* **What you should do**
Compile every line that includes the word "color".

** Begin Supplied material **

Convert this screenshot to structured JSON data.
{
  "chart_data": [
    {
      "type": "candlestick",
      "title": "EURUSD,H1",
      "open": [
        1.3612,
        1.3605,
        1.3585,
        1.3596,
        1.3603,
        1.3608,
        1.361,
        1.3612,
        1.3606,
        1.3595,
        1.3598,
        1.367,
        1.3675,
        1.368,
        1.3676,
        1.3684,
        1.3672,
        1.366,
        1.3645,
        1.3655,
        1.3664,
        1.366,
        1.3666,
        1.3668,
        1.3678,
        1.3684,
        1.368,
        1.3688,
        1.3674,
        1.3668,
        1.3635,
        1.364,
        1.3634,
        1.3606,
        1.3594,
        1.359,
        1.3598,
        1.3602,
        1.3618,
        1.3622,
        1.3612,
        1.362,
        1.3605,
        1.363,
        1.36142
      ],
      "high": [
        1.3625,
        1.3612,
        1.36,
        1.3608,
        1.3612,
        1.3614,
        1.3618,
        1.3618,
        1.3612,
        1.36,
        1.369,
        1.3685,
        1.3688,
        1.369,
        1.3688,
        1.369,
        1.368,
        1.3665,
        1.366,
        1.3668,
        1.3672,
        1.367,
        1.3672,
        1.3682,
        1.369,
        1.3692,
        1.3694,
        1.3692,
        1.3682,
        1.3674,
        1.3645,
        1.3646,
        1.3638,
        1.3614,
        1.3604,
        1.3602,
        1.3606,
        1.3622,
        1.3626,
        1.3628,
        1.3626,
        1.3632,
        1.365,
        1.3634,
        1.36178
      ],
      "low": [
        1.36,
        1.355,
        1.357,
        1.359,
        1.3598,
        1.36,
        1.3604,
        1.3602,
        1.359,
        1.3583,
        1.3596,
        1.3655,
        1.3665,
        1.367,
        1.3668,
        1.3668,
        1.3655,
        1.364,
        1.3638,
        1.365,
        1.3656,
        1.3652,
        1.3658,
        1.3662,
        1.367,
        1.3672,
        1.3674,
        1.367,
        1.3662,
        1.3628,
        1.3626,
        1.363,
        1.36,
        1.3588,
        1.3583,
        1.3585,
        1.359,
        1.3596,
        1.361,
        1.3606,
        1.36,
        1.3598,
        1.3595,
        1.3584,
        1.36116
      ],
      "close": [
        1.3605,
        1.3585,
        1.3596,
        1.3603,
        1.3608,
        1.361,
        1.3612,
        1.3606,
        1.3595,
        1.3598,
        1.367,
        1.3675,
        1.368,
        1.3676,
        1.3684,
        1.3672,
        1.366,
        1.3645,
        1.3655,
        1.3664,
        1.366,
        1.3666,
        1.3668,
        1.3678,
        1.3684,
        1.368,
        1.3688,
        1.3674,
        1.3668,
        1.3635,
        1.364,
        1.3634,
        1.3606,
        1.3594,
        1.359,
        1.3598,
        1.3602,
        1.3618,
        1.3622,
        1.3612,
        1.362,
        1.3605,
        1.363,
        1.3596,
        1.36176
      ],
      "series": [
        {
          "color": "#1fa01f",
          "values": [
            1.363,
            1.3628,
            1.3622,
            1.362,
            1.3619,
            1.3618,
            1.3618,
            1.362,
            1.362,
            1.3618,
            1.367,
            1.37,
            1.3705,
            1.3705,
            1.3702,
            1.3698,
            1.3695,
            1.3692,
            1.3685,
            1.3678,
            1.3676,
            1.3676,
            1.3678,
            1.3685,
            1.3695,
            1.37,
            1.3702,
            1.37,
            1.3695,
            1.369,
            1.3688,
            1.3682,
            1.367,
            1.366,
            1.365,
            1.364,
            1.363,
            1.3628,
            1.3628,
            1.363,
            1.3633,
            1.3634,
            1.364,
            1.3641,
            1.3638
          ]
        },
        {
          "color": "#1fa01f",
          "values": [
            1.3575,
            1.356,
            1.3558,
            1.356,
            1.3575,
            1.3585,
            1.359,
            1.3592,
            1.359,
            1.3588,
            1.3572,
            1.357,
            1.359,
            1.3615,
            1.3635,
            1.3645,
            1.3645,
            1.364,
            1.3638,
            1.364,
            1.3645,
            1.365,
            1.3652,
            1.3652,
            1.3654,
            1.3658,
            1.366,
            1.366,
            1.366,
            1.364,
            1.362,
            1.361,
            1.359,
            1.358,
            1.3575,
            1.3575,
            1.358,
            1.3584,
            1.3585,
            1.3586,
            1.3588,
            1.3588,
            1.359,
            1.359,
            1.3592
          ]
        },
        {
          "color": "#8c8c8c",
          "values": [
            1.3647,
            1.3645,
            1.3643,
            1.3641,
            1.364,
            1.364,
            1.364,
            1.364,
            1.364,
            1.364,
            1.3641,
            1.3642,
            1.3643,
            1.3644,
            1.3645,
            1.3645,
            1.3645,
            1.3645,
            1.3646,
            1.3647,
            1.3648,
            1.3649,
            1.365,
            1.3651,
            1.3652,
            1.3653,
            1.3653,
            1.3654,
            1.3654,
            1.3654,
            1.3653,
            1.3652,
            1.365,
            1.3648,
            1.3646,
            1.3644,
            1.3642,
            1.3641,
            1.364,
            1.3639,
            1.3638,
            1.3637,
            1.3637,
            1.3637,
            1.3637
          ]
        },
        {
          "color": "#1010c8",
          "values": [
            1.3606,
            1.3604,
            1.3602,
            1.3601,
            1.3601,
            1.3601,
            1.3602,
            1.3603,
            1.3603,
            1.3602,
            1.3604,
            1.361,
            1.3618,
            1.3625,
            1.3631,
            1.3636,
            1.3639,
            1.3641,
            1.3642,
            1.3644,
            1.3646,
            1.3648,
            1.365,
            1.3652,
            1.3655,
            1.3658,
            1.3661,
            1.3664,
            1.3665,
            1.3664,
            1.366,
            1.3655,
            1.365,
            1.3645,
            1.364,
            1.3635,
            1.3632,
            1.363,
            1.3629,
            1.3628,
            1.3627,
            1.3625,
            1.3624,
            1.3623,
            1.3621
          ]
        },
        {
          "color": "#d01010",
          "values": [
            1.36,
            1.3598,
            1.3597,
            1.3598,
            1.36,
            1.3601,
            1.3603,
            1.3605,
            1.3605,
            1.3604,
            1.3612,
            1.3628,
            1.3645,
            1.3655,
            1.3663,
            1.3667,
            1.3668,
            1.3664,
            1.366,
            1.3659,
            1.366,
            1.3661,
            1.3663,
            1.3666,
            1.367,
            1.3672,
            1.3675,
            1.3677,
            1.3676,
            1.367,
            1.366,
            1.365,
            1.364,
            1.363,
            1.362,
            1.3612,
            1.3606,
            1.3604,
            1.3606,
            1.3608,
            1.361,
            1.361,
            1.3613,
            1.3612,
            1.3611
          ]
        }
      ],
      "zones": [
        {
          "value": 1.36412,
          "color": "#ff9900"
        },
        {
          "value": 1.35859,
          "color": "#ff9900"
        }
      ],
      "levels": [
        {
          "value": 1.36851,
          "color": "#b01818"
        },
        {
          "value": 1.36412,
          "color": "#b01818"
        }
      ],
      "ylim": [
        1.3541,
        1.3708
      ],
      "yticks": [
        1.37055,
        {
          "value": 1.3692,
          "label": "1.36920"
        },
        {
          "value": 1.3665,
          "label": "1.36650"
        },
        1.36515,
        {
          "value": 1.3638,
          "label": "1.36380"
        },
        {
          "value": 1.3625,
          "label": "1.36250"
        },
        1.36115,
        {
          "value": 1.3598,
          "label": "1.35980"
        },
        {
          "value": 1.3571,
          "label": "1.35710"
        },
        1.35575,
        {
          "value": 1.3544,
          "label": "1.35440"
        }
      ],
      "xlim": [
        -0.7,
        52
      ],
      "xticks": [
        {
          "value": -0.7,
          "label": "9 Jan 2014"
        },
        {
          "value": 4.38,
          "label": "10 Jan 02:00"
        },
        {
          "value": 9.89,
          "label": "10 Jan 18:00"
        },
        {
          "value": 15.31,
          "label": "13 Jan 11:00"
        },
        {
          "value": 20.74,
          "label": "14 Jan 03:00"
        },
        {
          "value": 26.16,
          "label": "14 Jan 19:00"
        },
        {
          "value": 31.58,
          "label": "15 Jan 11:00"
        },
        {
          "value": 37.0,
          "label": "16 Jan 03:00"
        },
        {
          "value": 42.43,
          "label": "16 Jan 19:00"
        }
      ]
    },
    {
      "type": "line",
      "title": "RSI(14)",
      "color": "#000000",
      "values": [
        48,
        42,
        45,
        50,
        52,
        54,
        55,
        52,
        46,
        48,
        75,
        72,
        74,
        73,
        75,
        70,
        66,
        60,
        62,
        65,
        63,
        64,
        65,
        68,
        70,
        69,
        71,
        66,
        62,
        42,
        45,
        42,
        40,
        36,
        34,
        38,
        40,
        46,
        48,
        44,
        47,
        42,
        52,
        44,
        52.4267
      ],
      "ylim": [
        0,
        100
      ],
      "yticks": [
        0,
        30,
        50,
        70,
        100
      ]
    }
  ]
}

** End Supplied material **

* **Solution to the problem**
          "color": "#1fa01f",
          "color": "#1fa01f",
          "color": "#8c8c8c",
          "color": "#1010c8",
          "color": "#d01010",
          "color": "#ff9900"
          "color": "#ff9900"
          "color": "#b01818"
          "color": "#b01818"
      "color": "#000000",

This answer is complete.